Skip the pictures. Reproduce all other material exactly.

# Input data start

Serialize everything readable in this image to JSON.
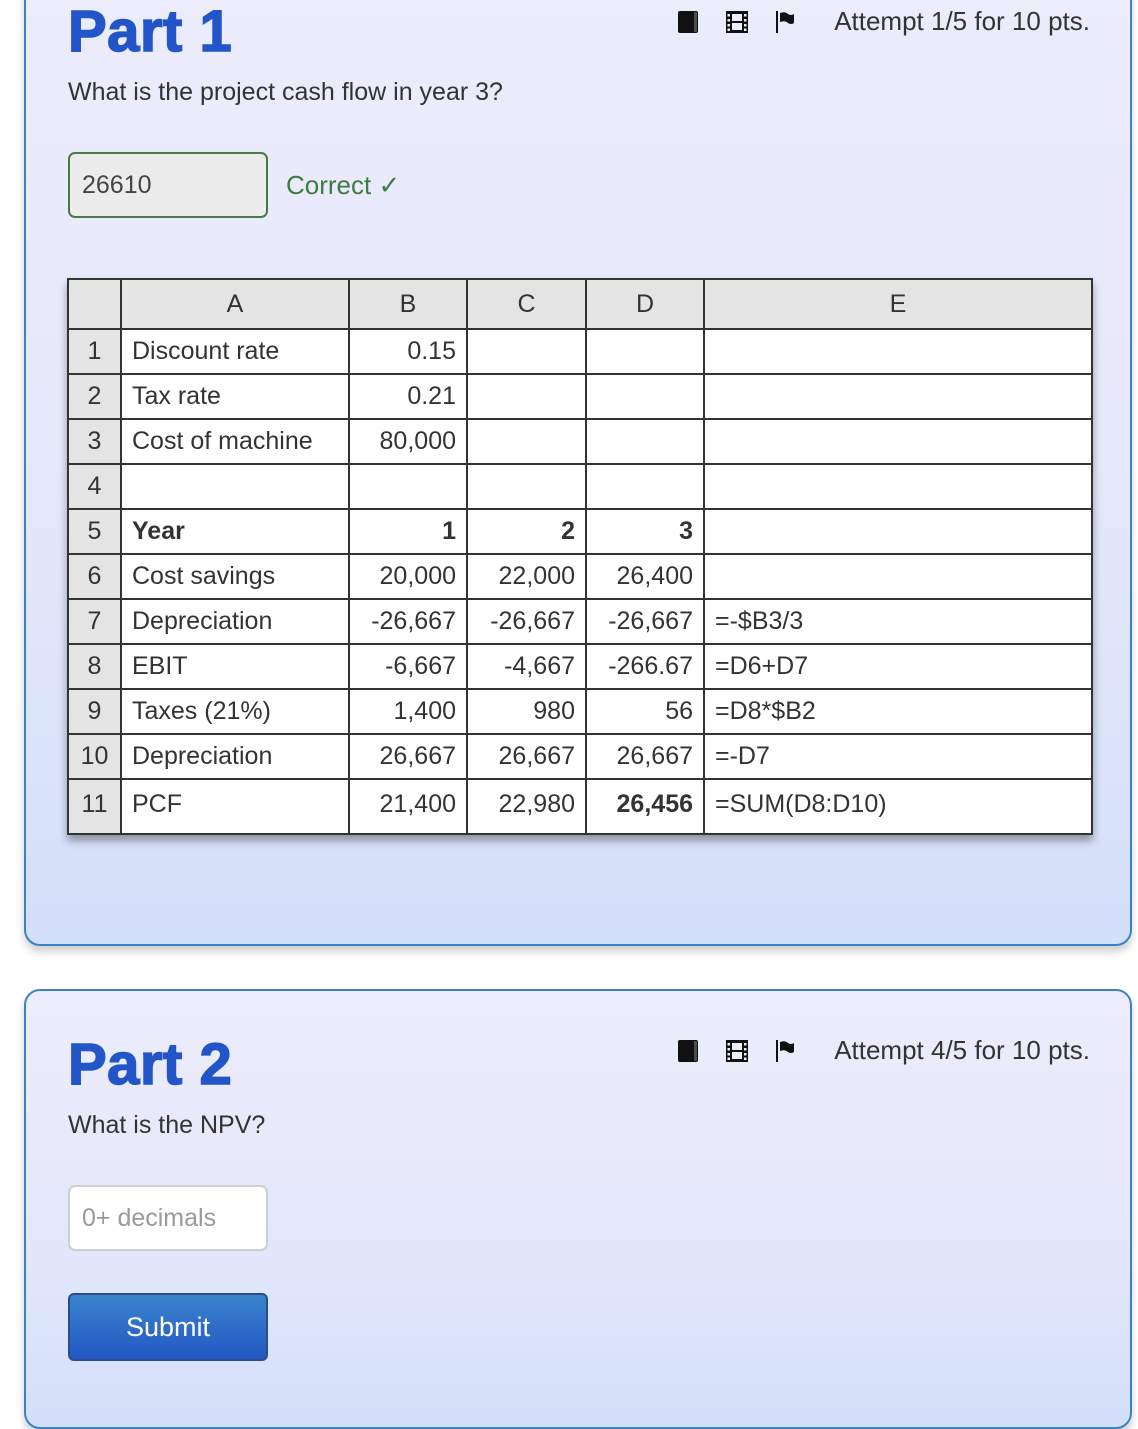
{
  "part1": {
    "title": "Part 1",
    "toolbar": {
      "icons": [
        "book-icon",
        "film-icon",
        "flag-icon"
      ],
      "attempt_text": "Attempt 1/5 for 10 pts."
    },
    "question": "What is the project cash flow in year 3?",
    "answer_value": "26610",
    "feedback": "Correct ✓",
    "feedback_color": "#3e7b3e",
    "spreadsheet": {
      "columns": [
        "",
        "A",
        "B",
        "C",
        "D",
        "E"
      ],
      "rows": [
        {
          "num": "1",
          "A": "Discount rate",
          "B": "0.15",
          "C": "",
          "D": "",
          "E": ""
        },
        {
          "num": "2",
          "A": "Tax rate",
          "B": "0.21",
          "C": "",
          "D": "",
          "E": ""
        },
        {
          "num": "3",
          "A": "Cost of machine",
          "B": "80,000",
          "C": "",
          "D": "",
          "E": ""
        },
        {
          "num": "4",
          "A": "",
          "B": "",
          "C": "",
          "D": "",
          "E": ""
        },
        {
          "num": "5",
          "A": "Year",
          "B": "1",
          "C": "2",
          "D": "3",
          "E": ""
        },
        {
          "num": "6",
          "A": "Cost savings",
          "B": "20,000",
          "C": "22,000",
          "D": "26,400",
          "E": ""
        },
        {
          "num": "7",
          "A": "Depreciation",
          "B": "-26,667",
          "C": "-26,667",
          "D": "-26,667",
          "E": "=-$B3/3"
        },
        {
          "num": "8",
          "A": "EBIT",
          "B": "-6,667",
          "C": "-4,667",
          "D": "-266.67",
          "E": "=D6+D7"
        },
        {
          "num": "9",
          "A": "Taxes (21%)",
          "B": "1,400",
          "C": "980",
          "D": "56",
          "E": "=D8*$B2"
        },
        {
          "num": "10",
          "A": "Depreciation",
          "B": "26,667",
          "C": "26,667",
          "D": "26,667",
          "E": "=-D7"
        },
        {
          "num": "11",
          "A": "PCF",
          "B": "21,400",
          "C": "22,980",
          "D": "26,456",
          "E": "=SUM(D8:D10)"
        }
      ]
    }
  },
  "part2": {
    "title": "Part 2",
    "toolbar": {
      "icons": [
        "book-icon",
        "film-icon",
        "flag-icon"
      ],
      "attempt_text": "Attempt 4/5 for 10 pts."
    },
    "question": "What is the NPV?",
    "answer_value": "",
    "answer_placeholder": "0+ decimals",
    "submit_label": "Submit"
  },
  "colors": {
    "title_blue": "#2255c8",
    "card_border": "#3b82c4",
    "button_blue": "#2357c4"
  }
}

# Input data end

The response:
Serialize everything readable in this image to JSON.
{
  "part1": {
    "title": "Part 1",
    "toolbar": {
      "icons": [
        "book-icon",
        "film-icon",
        "flag-icon"
      ],
      "attempt_text": "Attempt 1/5 for 10 pts."
    },
    "question": "What is the project cash flow in year 3?",
    "answer_value": "26610",
    "feedback": "Correct ✓",
    "feedback_color": "#3e7b3e",
    "spreadsheet": {
      "columns": [
        "",
        "A",
        "B",
        "C",
        "D",
        "E"
      ],
      "rows": [
        {
          "num": "1",
          "A": "Discount rate",
          "B": "0.15",
          "C": "",
          "D": "",
          "E": ""
        },
        {
          "num": "2",
          "A": "Tax rate",
          "B": "0.21",
          "C": "",
          "D": "",
          "E": ""
        },
        {
          "num": "3",
          "A": "Cost of machine",
          "B": "80,000",
          "C": "",
          "D": "",
          "E": ""
        },
        {
          "num": "4",
          "A": "",
          "B": "",
          "C": "",
          "D": "",
          "E": ""
        },
        {
          "num": "5",
          "A": "Year",
          "B": "1",
          "C": "2",
          "D": "3",
          "E": ""
        },
        {
          "num": "6",
          "A": "Cost savings",
          "B": "20,000",
          "C": "22,000",
          "D": "26,400",
          "E": ""
        },
        {
          "num": "7",
          "A": "Depreciation",
          "B": "-26,667",
          "C": "-26,667",
          "D": "-26,667",
          "E": "=-$B3/3"
        },
        {
          "num": "8",
          "A": "EBIT",
          "B": "-6,667",
          "C": "-4,667",
          "D": "-266.67",
          "E": "=D6+D7"
        },
        {
          "num": "9",
          "A": "Taxes (21%)",
          "B": "1,400",
          "C": "980",
          "D": "56",
          "E": "=D8*$B2"
        },
        {
          "num": "10",
          "A": "Depreciation",
          "B": "26,667",
          "C": "26,667",
          "D": "26,667",
          "E": "=-D7"
        },
        {
          "num": "11",
          "A": "PCF",
          "B": "21,400",
          "C": "22,980",
          "D": "26,456",
          "E": "=SUM(D8:D10)"
        }
      ]
    }
  },
  "part2": {
    "title": "Part 2",
    "toolbar": {
      "icons": [
        "book-icon",
        "film-icon",
        "flag-icon"
      ],
      "attempt_text": "Attempt 4/5 for 10 pts."
    },
    "question": "What is the NPV?",
    "answer_value": "",
    "answer_placeholder": "0+ decimals",
    "submit_label": "Submit"
  },
  "colors": {
    "title_blue": "#2255c8",
    "card_border": "#3b82c4",
    "button_blue": "#2357c4"
  }
}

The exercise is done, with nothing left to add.